-- start of TASK MATERIAL --

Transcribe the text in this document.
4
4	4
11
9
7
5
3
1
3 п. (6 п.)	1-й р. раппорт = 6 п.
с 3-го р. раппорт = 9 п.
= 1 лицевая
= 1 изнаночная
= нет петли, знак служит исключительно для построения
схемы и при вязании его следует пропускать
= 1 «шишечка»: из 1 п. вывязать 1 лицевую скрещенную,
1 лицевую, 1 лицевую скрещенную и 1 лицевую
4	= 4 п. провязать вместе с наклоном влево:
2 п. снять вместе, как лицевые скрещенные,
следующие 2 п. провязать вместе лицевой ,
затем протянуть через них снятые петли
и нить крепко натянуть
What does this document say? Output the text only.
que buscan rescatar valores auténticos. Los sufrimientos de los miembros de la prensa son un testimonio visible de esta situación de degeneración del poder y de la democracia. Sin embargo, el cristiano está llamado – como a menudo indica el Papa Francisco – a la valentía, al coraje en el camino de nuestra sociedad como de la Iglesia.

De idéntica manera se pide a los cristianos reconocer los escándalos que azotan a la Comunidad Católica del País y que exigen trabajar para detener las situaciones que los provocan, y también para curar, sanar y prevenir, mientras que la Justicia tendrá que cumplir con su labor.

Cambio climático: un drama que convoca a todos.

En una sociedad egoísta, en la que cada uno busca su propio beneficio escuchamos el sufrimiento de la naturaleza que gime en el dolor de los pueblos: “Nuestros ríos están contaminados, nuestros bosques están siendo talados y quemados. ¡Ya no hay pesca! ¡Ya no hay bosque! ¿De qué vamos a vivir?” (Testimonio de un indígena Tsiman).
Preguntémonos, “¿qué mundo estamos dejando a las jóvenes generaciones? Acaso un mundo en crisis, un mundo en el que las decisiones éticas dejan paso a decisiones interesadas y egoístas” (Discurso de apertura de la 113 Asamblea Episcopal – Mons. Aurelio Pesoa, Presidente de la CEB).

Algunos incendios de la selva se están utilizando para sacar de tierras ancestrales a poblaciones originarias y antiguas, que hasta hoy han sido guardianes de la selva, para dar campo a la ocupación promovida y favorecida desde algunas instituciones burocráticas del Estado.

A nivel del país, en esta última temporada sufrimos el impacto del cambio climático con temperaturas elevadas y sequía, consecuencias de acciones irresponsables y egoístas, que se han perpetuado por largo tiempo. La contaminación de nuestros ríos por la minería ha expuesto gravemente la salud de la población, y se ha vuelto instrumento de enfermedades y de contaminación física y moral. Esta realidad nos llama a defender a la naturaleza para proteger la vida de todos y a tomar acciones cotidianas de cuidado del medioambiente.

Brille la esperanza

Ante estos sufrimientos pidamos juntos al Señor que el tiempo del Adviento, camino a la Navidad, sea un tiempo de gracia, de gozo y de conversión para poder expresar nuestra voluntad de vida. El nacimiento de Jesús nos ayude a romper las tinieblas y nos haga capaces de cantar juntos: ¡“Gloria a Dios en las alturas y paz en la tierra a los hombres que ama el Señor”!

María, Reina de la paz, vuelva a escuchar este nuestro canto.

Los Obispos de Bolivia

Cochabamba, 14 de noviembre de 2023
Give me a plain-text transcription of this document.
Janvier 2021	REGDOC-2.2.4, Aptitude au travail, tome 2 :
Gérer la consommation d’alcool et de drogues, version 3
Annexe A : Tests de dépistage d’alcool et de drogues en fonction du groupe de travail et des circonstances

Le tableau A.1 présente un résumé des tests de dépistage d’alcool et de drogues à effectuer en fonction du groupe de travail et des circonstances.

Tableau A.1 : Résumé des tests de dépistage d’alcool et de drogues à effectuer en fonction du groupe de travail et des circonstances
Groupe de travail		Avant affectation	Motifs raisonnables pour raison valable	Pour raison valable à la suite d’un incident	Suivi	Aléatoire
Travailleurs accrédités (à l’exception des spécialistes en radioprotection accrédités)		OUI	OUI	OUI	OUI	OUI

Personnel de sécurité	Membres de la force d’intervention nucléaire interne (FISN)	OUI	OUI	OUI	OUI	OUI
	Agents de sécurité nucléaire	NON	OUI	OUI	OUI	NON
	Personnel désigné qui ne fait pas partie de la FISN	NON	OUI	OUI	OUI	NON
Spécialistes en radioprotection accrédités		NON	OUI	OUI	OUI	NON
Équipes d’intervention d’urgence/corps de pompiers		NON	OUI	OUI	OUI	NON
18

-- end of TASK MATERIAL --

→ STATED PROBLEM
Copy out every line of the data above, exactly as given.

→ SOLUTION FOR THIS EXERCISE
Transcribe the text in this document.
4
4	4
11
9
7
5
3
1
3 п. (6 п.)	1-й р. раппорт = 6 п.
с 3-го р. раппорт = 9 п.
= 1 лицевая
= 1 изнаночная
= нет петли, знак служит исключительно для построения
схемы и при вязании его следует пропускать
= 1 «шишечка»: из 1 п. вывязать 1 лицевую скрещенную,
1 лицевую, 1 лицевую скрещенную и 1 лицевую
4	= 4 п. провязать вместе с наклоном влево:
2 п. снять вместе, как лицевые скрещенные,
следующие 2 п. провязать вместе лицевой ,
затем протянуть через них снятые петли
и нить крепко натянуть
What does this document say? Output the text only.
que buscan rescatar valores auténticos. Los sufrimientos de los miembros de la prensa son un testimonio visible de esta situación de degeneración del poder y de la democracia. Sin embargo, el cristiano está llamado – como a menudo indica el Papa Francisco – a la valentía, al coraje en el camino de nuestra sociedad como de la Iglesia.

De idéntica manera se pide a los cristianos reconocer los escándalos que azotan a la Comunidad Católica del País y que exigen trabajar para detener las situaciones que los provocan, y también para curar, sanar y prevenir, mientras que la Justicia tendrá que cumplir con su labor.

Cambio climático: un drama que convoca a todos.

En una sociedad egoísta, en la que cada uno busca su propio beneficio escuchamos el sufrimiento de la naturaleza que gime en el dolor de los pueblos: “Nuestros ríos están contaminados, nuestros bosques están siendo talados y quemados. ¡Ya no hay pesca! ¡Ya no hay bosque! ¿De qué vamos a vivir?” (Testimonio de un indígena Tsiman).
Preguntémonos, “¿qué mundo estamos dejando a las jóvenes generaciones? Acaso un mundo en crisis, un mundo en el que las decisiones éticas dejan paso a decisiones interesadas y egoístas” (Discurso de apertura de la 113 Asamblea Episcopal – Mons. Aurelio Pesoa, Presidente de la CEB).

Algunos incendios de la selva se están utilizando para sacar de tierras ancestrales a poblaciones originarias y antiguas, que hasta hoy han sido guardianes de la selva, para dar campo a la ocupación promovida y favorecida desde algunas instituciones burocráticas del Estado.

A nivel del país, en esta última temporada sufrimos el impacto del cambio climático con temperaturas elevadas y sequía, consecuencias de acciones irresponsables y egoístas, que se han perpetuado por largo tiempo. La contaminación de nuestros ríos por la minería ha expuesto gravemente la salud de la población, y se ha vuelto instrumento de enfermedades y de contaminación física y moral. Esta realidad nos llama a defender a la naturaleza para proteger la vida de todos y a tomar acciones cotidianas de cuidado del medioambiente.

Brille la esperanza

Ante estos sufrimientos pidamos juntos al Señor que el tiempo del Adviento, camino a la Navidad, sea un tiempo de gracia, de gozo y de conversión para poder expresar nuestra voluntad de vida. El nacimiento de Jesús nos ayude a romper las tinieblas y nos haga capaces de cantar juntos: ¡“Gloria a Dios en las alturas y paz en la tierra a los hombres que ama el Señor”!

María, Reina de la paz, vuelva a escuchar este nuestro canto.

Los Obispos de Bolivia

Cochabamba, 14 de noviembre de 2023
Give me a plain-text transcription of this document.
Janvier 2021	REGDOC-2.2.4, Aptitude au travail, tome 2 :
Gérer la consommation d’alcool et de drogues, version 3
Annexe A : Tests de dépistage d’alcool et de drogues en fonction du groupe de travail et des circonstances

Le tableau A.1 présente un résumé des tests de dépistage d’alcool et de drogues à effectuer en fonction du groupe de travail et des circonstances.

Tableau A.1 : Résumé des tests de dépistage d’alcool et de drogues à effectuer en fonction du groupe de travail et des circonstances
Groupe de travail		Avant affectation	Motifs raisonnables pour raison valable	Pour raison valable à la suite d’un incident	Suivi	Aléatoire
Travailleurs accrédités (à l’exception des spécialistes en radioprotection accrédités)		OUI	OUI	OUI	OUI	OUI

Personnel de sécurité	Membres de la force d’intervention nucléaire interne (FISN)	OUI	OUI	OUI	OUI	OUI
	Agents de sécurité nucléaire	NON	OUI	OUI	OUI	NON
	Personnel désigné qui ne fait pas partie de la FISN	NON	OUI	OUI	OUI	NON
Spécialistes en radioprotection accrédités		NON	OUI	OUI	OUI	NON
Équipes d’intervention d’urgence/corps de pompiers		NON	OUI	OUI	OUI	NON
18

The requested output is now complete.